#### WHAT IS NEEDED
Read through the records below and copy each line that uses the word "milliers".

⟨

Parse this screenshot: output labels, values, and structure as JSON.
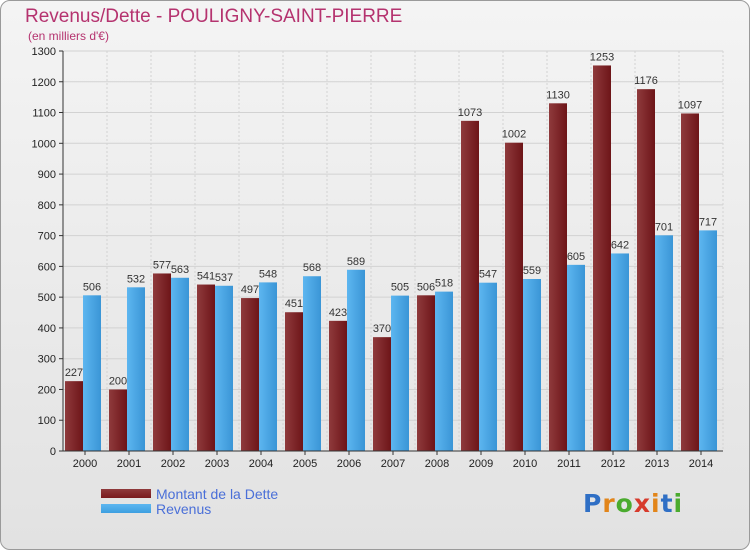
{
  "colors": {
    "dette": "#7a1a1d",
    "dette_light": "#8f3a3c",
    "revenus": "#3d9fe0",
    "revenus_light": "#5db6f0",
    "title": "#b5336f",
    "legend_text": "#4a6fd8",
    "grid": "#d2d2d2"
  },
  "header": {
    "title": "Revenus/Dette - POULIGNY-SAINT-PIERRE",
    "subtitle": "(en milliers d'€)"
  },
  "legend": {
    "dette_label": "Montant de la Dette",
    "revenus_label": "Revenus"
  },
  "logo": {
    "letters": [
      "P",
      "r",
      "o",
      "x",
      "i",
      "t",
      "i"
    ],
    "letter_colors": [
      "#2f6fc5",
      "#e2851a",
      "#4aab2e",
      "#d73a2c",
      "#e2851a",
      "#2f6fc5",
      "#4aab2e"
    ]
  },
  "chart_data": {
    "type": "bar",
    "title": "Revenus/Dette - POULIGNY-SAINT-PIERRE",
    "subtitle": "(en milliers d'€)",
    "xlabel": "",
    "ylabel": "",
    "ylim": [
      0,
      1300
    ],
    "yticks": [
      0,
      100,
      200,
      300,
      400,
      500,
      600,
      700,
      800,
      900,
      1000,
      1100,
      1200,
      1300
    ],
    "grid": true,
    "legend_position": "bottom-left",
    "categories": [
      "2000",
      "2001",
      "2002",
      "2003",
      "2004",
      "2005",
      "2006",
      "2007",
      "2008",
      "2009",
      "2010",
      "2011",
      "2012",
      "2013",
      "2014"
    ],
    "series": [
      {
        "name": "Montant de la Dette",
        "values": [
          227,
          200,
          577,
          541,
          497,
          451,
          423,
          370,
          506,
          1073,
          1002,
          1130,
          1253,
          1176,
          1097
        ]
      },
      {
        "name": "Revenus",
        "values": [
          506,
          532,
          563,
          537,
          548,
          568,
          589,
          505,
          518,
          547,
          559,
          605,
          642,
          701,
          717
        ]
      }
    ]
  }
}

⟩
⟨

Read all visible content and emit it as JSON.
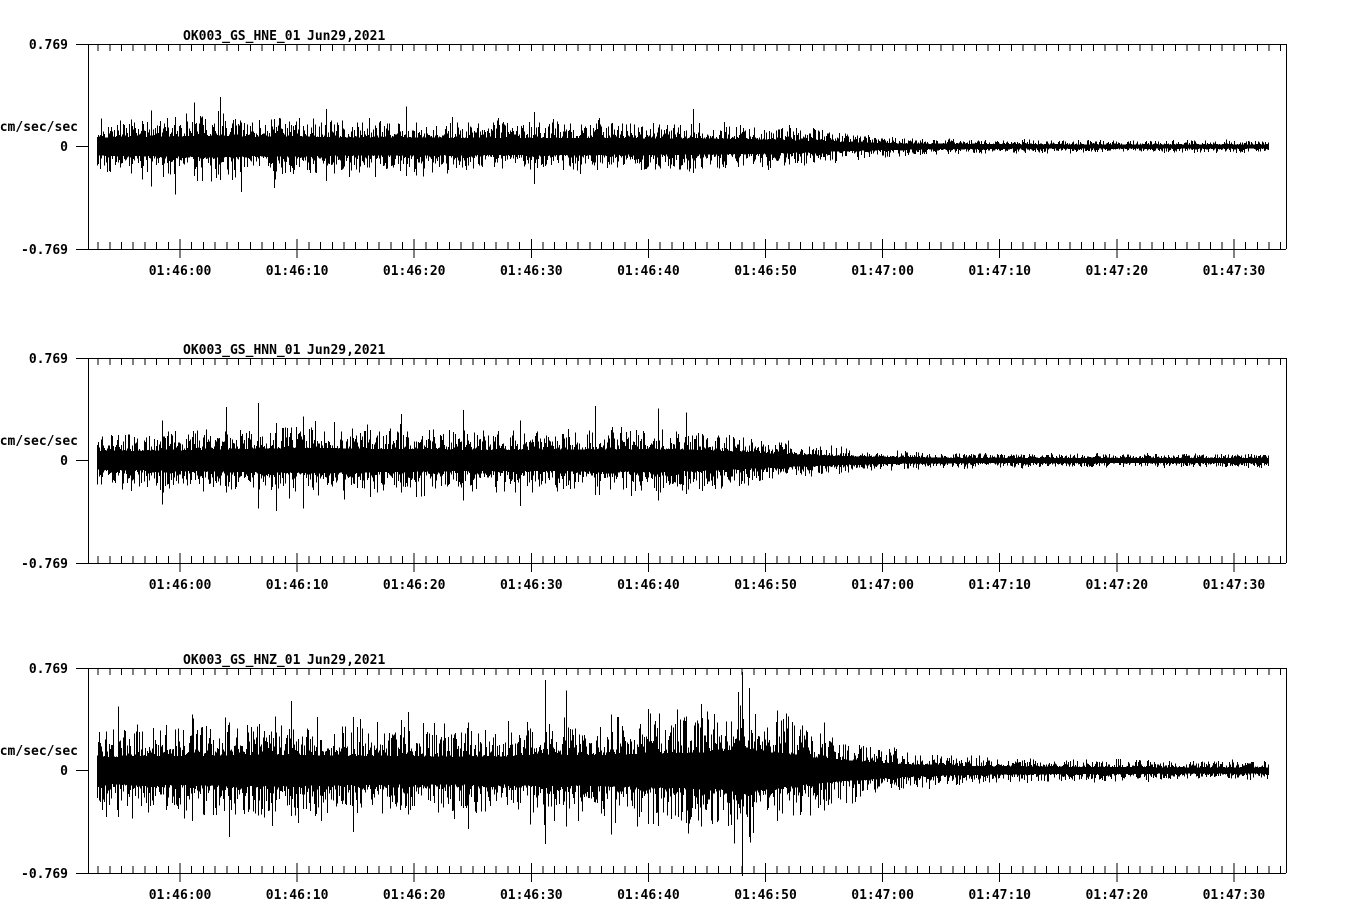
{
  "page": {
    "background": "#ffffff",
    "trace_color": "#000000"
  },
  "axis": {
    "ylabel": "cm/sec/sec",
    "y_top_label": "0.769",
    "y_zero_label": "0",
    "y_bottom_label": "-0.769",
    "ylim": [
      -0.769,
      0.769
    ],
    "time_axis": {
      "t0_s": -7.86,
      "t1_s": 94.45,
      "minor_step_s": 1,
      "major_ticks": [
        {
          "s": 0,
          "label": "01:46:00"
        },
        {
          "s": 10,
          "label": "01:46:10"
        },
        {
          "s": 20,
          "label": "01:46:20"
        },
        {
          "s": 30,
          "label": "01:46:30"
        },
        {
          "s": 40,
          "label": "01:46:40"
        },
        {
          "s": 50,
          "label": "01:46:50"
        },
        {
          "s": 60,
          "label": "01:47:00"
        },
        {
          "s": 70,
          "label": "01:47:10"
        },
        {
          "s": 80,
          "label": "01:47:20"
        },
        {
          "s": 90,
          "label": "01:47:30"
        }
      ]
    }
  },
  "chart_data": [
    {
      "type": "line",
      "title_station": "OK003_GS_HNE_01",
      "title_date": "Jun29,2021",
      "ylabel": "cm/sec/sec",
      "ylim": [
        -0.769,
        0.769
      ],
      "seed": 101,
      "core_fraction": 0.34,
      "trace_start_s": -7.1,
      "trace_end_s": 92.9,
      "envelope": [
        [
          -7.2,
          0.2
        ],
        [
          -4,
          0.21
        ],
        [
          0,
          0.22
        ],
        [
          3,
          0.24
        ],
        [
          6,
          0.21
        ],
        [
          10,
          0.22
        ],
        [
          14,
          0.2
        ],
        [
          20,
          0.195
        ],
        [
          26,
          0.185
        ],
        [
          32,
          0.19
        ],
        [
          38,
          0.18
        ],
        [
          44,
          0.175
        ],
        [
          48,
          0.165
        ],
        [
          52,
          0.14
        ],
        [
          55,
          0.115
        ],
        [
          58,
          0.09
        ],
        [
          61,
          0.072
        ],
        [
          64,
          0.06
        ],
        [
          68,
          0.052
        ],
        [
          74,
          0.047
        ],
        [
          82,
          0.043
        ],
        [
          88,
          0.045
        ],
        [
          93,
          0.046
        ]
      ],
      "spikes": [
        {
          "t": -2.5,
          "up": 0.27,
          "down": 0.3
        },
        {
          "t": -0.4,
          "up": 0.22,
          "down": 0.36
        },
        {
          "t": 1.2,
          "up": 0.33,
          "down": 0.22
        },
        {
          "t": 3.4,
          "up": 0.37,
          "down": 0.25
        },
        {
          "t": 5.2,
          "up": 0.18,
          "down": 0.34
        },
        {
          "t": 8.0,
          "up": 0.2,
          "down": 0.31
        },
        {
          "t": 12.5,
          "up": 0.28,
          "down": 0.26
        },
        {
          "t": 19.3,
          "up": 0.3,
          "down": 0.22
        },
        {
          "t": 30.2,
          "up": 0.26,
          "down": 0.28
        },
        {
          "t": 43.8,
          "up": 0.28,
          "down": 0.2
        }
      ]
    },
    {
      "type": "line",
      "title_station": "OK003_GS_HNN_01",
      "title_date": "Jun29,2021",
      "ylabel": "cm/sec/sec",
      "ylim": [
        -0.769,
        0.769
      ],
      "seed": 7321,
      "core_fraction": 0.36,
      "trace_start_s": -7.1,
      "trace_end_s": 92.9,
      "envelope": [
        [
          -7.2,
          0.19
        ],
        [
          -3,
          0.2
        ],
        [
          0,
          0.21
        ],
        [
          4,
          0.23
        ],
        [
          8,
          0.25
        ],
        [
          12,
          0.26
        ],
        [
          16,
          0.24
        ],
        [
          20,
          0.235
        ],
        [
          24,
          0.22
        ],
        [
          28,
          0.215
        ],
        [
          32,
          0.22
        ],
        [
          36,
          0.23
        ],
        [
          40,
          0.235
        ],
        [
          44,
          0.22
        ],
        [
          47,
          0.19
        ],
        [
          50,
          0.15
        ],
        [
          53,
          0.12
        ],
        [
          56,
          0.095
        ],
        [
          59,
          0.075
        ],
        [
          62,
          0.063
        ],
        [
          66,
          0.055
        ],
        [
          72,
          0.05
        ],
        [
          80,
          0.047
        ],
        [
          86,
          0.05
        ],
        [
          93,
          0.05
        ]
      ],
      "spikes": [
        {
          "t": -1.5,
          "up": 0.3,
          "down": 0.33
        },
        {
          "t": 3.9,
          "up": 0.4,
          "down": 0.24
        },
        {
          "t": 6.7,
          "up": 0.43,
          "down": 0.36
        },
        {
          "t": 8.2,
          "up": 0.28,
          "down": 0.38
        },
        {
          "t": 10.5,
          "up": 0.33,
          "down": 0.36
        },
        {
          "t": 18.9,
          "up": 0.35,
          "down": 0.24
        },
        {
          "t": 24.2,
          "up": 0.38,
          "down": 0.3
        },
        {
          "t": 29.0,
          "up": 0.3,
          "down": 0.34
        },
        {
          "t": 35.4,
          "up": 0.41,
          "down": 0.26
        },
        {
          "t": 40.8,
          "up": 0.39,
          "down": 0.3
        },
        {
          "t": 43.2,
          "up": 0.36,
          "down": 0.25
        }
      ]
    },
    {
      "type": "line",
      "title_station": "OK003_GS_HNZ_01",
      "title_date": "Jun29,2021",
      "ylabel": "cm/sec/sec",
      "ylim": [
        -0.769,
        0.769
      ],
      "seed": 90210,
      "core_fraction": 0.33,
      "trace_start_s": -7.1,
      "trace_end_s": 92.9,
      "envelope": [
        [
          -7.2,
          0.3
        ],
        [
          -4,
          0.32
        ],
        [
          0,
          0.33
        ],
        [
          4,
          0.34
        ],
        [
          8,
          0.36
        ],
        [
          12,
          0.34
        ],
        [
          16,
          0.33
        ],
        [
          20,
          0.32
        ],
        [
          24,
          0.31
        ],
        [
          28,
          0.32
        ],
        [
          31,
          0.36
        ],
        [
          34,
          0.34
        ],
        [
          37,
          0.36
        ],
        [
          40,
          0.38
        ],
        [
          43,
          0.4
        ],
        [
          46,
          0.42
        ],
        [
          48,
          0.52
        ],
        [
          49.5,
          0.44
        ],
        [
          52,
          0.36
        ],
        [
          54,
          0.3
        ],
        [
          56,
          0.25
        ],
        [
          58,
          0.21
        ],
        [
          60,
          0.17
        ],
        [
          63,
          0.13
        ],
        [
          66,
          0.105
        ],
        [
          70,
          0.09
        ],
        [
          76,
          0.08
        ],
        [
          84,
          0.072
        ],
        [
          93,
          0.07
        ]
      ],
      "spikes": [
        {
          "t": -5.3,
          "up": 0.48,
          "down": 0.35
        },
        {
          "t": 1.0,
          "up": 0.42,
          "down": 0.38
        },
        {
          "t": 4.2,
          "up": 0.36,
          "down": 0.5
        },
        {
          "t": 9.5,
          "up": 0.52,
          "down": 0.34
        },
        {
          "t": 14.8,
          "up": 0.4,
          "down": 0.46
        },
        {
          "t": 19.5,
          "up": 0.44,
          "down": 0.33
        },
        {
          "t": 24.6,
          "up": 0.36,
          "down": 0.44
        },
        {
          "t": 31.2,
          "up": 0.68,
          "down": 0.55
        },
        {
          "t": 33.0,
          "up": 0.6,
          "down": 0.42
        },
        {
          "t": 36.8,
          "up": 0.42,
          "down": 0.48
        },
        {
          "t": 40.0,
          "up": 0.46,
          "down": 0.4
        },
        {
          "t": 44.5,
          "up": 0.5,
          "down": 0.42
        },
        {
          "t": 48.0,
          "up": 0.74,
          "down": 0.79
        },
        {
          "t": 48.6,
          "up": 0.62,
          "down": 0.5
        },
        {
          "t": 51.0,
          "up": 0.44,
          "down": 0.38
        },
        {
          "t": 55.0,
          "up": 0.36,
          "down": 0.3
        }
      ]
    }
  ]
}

⟩

#### COMPLETED EXERCISE
    "subtitle": "(en milliers d'€)"
    "subtitle": "(en milliers d'€)",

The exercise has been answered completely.